Aquel gabinete de Arias Navarro fue, en palabras de Preston, “un curioso cajón de sastre de partidarios de la mano dura y de aperturistas”, de representantes del búnker, de inmovilistas en definitiva, y de moderados, tanto reformistas como aperturistas. Los más destacados del sector reaccionario eran dos ministros que ya lo habían sido con el asesinado Carrero Blanco: José Utrera Molina, ministro de Vivienda con el almirante y en el ejecutivo de 1974 al frente de la Secretaría General del Movimiento; y Francisco Ruiz-Jarabo y Baquero, que antes de encabezar el Ministerio de Justicia venía de ser presidente del Tribunal Supremo. Y los principales representantes del reformismo fueron Cabanillas Gallas y Barrera de Irimo.

Arias Navarro y su Gobierno se hubieron de enfrentar a un problema estructural que ya sabemos: tuvieron que buscar el modo de salir de lo que a todas luces era un callejón sin salida. Un callejón en el que el franquismo se había metido y para el que no tenía forma de salir sin destruirse.

○ ○ ○

Tareas:
A. En el fragmento, ¿qué cargo tenía Francisco Ruiz-Jarabo y Baquero antes de encabezar el Ministerio de Justicia?
B. Enumera todas las personas que se nombran en el fragmento.
C. Copia literalmente del fragmento el pasaje que va de "Aquel gabinete de" a "Barrera de Irimo.".
Las entradas proceden de una fuente distinta.

[Datos de anotación de cuadros]
○ ○ ○

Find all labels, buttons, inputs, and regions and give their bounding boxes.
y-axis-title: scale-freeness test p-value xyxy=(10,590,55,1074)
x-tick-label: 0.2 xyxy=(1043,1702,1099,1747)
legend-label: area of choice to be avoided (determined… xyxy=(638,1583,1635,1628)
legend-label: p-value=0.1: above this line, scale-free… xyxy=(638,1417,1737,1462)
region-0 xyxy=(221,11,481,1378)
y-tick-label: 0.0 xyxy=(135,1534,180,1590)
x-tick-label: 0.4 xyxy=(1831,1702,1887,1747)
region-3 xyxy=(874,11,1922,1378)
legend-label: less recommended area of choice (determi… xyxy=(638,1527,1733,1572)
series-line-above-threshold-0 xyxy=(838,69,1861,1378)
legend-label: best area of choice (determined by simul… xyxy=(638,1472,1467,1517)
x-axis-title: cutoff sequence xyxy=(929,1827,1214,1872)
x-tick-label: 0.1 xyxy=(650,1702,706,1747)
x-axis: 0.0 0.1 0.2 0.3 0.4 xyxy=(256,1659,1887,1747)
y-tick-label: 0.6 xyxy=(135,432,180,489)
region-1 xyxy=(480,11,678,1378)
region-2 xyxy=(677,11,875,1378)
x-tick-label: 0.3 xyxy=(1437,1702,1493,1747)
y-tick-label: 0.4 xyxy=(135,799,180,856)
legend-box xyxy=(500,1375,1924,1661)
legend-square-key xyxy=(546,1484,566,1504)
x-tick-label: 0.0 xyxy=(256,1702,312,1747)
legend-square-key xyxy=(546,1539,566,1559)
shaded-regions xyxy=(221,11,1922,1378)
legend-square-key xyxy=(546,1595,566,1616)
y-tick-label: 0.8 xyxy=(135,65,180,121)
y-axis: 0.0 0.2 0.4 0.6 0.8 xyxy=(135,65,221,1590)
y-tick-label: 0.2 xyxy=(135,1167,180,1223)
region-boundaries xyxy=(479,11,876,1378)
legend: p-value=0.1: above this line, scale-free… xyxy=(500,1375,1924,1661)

○ ○ ○

Respuestas correctas:
A. Era presidente del Tribunal Supremo.

B. Arias Navarro, Preston, Carrero Blanco, José Utrera Molina, Francisco Ruiz-Jarabo y Baquero, Cabanillas Gallas y Barrera de Irimo.

C.
Aquel gabinete de Arias Navarro fue, en palabras de Preston, “un curioso cajón de sastre de partidarios de la mano dura y de aperturistas”, de representantes del búnker, de inmovilistas en definitiva, y de moderados, tanto reformistas como aperturistas. Los más destacados del sector reaccionario eran dos ministros que ya lo habían sido con el asesinado Carrero Blanco: José Utrera Molina, ministro de Vivienda con el almirante y en el ejecutivo de 1974 al frente de la Secretaría General del Movimiento; y Francisco Ruiz-Jarabo y Baquero, que antes de encabezar el Ministerio de Justicia venía de ser presidente del Tribunal Supremo. Y los principales representantes del reformismo fueron Cabanillas Gallas y Barrera de Irimo.